Omit every picture and output the rest of the records exactly as they are.
-- Start of Records for this exercise --
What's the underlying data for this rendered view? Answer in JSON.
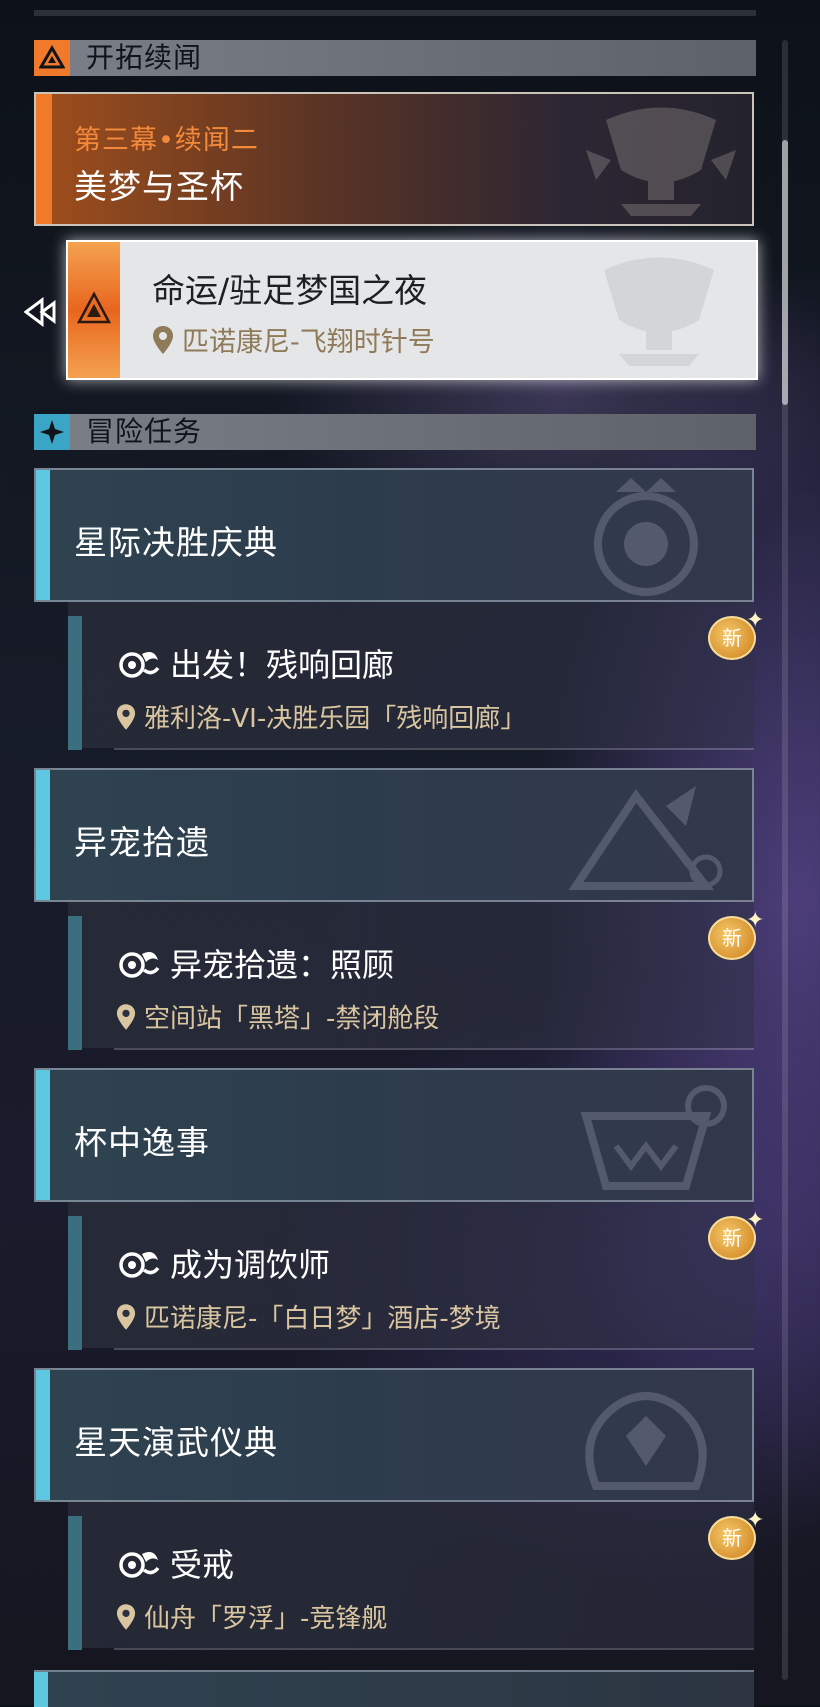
{
  "trailblaze_section": {
    "title": "开拓续闻",
    "card": {
      "subtitle": "第三幕•续闻二",
      "title": "美梦与圣杯"
    },
    "active_quest": {
      "title": "命运/驻足梦国之夜",
      "location": "匹诺康尼-飞翔时针号"
    }
  },
  "adventure_section": {
    "title": "冒险任务",
    "quests": [
      {
        "name": "星际决胜庆典",
        "sub": {
          "title": "出发！残响回廊",
          "location": "雅利洛-VI-决胜乐园「残响回廊」",
          "badge": "新"
        }
      },
      {
        "name": "异宠拾遗",
        "sub": {
          "title": "异宠拾遗：照顾",
          "location": "空间站「黑塔」-禁闭舱段",
          "badge": "新"
        }
      },
      {
        "name": "杯中逸事",
        "sub": {
          "title": "成为调饮师",
          "location": "匹诺康尼-「白日梦」酒店-梦境",
          "badge": "新"
        }
      },
      {
        "name": "星天演武仪典",
        "sub": {
          "title": "受戒",
          "location": "仙舟「罗浮」-竞锋舰",
          "badge": "新"
        }
      }
    ]
  },
  "colors": {
    "accent_orange": "#f07a2a",
    "accent_cyan": "#5ec8e0",
    "location_gold": "#d9c6a0"
  }
}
-- End of Records for this exercise --
◆ **Answer**:
What's the underlying data for this rendered view? Answer in JSON.
{
  "trailblaze_section": {
    "title": "开拓续闻",
    "card": {
      "subtitle": "第三幕•续闻二",
      "title": "美梦与圣杯"
    },
    "active_quest": {
      "title": "命运/驻足梦国之夜",
      "location": "匹诺康尼-飞翔时针号"
    }
  },
  "adventure_section": {
    "title": "冒险任务",
    "quests": [
      {
        "name": "星际决胜庆典",
        "sub": {
          "title": "出发！残响回廊",
          "location": "雅利洛-VI-决胜乐园「残响回廊」",
          "badge": "新"
        }
      },
      {
        "name": "异宠拾遗",
        "sub": {
          "title": "异宠拾遗：照顾",
          "location": "空间站「黑塔」-禁闭舱段",
          "badge": "新"
        }
      },
      {
        "name": "杯中逸事",
        "sub": {
          "title": "成为调饮师",
          "location": "匹诺康尼-「白日梦」酒店-梦境",
          "badge": "新"
        }
      },
      {
        "name": "星天演武仪典",
        "sub": {
          "title": "受戒",
          "location": "仙舟「罗浮」-竞锋舰",
          "badge": "新"
        }
      }
    ]
  },
  "colors": {
    "accent_orange": "#f07a2a",
    "accent_cyan": "#5ec8e0",
    "location_gold": "#d9c6a0"
  }
}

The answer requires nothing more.